[Figure data in JSON]
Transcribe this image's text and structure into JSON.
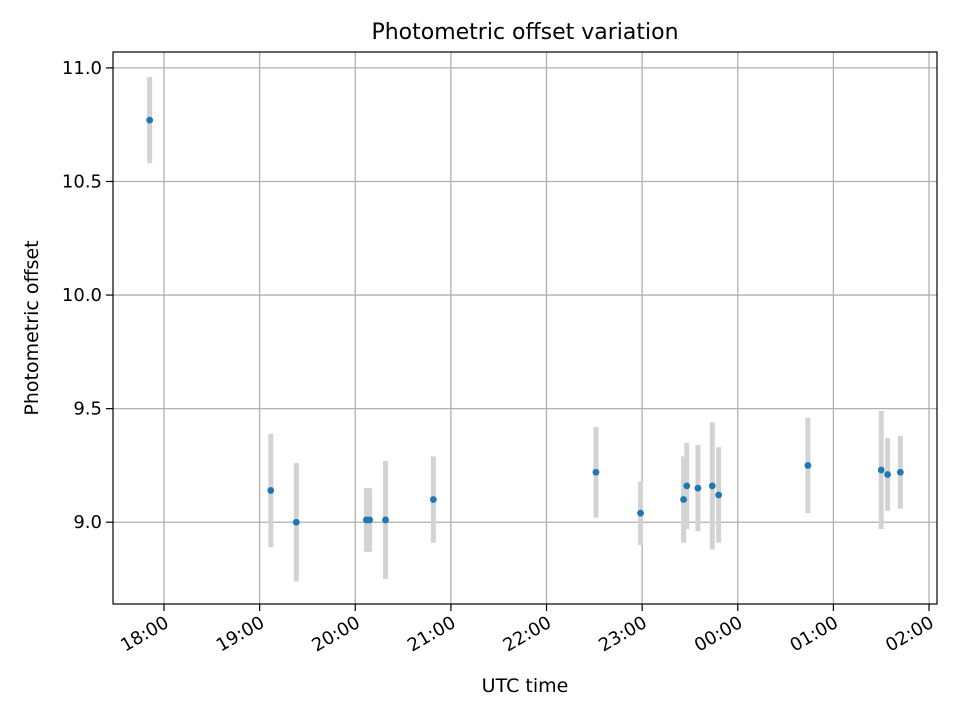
{
  "chart_data": {
    "type": "scatter",
    "title": "Photometric offset variation",
    "xlabel": "UTC time",
    "ylabel": "Photometric offset",
    "x_axis_type": "time",
    "x_range": [
      "17:28",
      "02:05"
    ],
    "ylim": [
      8.64,
      11.07
    ],
    "grid": true,
    "x_ticks": [
      "18:00",
      "19:00",
      "20:00",
      "21:00",
      "22:00",
      "23:00",
      "00:00",
      "01:00",
      "02:00"
    ],
    "y_ticks": [
      "9.0",
      "9.5",
      "10.0",
      "10.5",
      "11.0"
    ],
    "point_color": "#1f77b4",
    "errorbar_color": "#d3d3d3",
    "points": [
      {
        "x": "17:51",
        "y": 10.77,
        "err": 0.19
      },
      {
        "x": "19:07",
        "y": 9.14,
        "err": 0.25
      },
      {
        "x": "19:23",
        "y": 9.0,
        "err": 0.26
      },
      {
        "x": "20:07",
        "y": 9.01,
        "err": 0.14
      },
      {
        "x": "20:09",
        "y": 9.01,
        "err": 0.14
      },
      {
        "x": "20:19",
        "y": 9.01,
        "err": 0.26
      },
      {
        "x": "20:49",
        "y": 9.1,
        "err": 0.19
      },
      {
        "x": "22:31",
        "y": 9.22,
        "err": 0.2
      },
      {
        "x": "22:59",
        "y": 9.04,
        "err": 0.14
      },
      {
        "x": "23:26",
        "y": 9.1,
        "err": 0.19
      },
      {
        "x": "23:28",
        "y": 9.16,
        "err": 0.19
      },
      {
        "x": "23:35",
        "y": 9.15,
        "err": 0.19
      },
      {
        "x": "23:44",
        "y": 9.16,
        "err": 0.28
      },
      {
        "x": "23:48",
        "y": 9.12,
        "err": 0.21
      },
      {
        "x": "00:44",
        "y": 9.25,
        "err": 0.21
      },
      {
        "x": "01:30",
        "y": 9.23,
        "err": 0.26
      },
      {
        "x": "01:34",
        "y": 9.21,
        "err": 0.16
      },
      {
        "x": "01:42",
        "y": 9.22,
        "err": 0.16
      }
    ]
  }
}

• [Exercise] Reproduce the entries exactly. Do not carry over any picture.

• [Exercise answer]
Transcribe this image's text and structure into JSON.
{
  "chart_data": {
    "type": "scatter",
    "title": "Photometric offset variation",
    "xlabel": "UTC time",
    "ylabel": "Photometric offset",
    "x_axis_type": "time",
    "x_range": [
      "17:28",
      "02:05"
    ],
    "ylim": [
      8.64,
      11.07
    ],
    "grid": true,
    "x_ticks": [
      "18:00",
      "19:00",
      "20:00",
      "21:00",
      "22:00",
      "23:00",
      "00:00",
      "01:00",
      "02:00"
    ],
    "y_ticks": [
      "9.0",
      "9.5",
      "10.0",
      "10.5",
      "11.0"
    ],
    "point_color": "#1f77b4",
    "errorbar_color": "#d3d3d3",
    "points": [
      {
        "x": "17:51",
        "y": 10.77,
        "err": 0.19
      },
      {
        "x": "19:07",
        "y": 9.14,
        "err": 0.25
      },
      {
        "x": "19:23",
        "y": 9.0,
        "err": 0.26
      },
      {
        "x": "20:07",
        "y": 9.01,
        "err": 0.14
      },
      {
        "x": "20:09",
        "y": 9.01,
        "err": 0.14
      },
      {
        "x": "20:19",
        "y": 9.01,
        "err": 0.26
      },
      {
        "x": "20:49",
        "y": 9.1,
        "err": 0.19
      },
      {
        "x": "22:31",
        "y": 9.22,
        "err": 0.2
      },
      {
        "x": "22:59",
        "y": 9.04,
        "err": 0.14
      },
      {
        "x": "23:26",
        "y": 9.1,
        "err": 0.19
      },
      {
        "x": "23:28",
        "y": 9.16,
        "err": 0.19
      },
      {
        "x": "23:35",
        "y": 9.15,
        "err": 0.19
      },
      {
        "x": "23:44",
        "y": 9.16,
        "err": 0.28
      },
      {
        "x": "23:48",
        "y": 9.12,
        "err": 0.21
      },
      {
        "x": "00:44",
        "y": 9.25,
        "err": 0.21
      },
      {
        "x": "01:30",
        "y": 9.23,
        "err": 0.26
      },
      {
        "x": "01:34",
        "y": 9.21,
        "err": 0.16
      },
      {
        "x": "01:42",
        "y": 9.22,
        "err": 0.16
      }
    ]
  }
}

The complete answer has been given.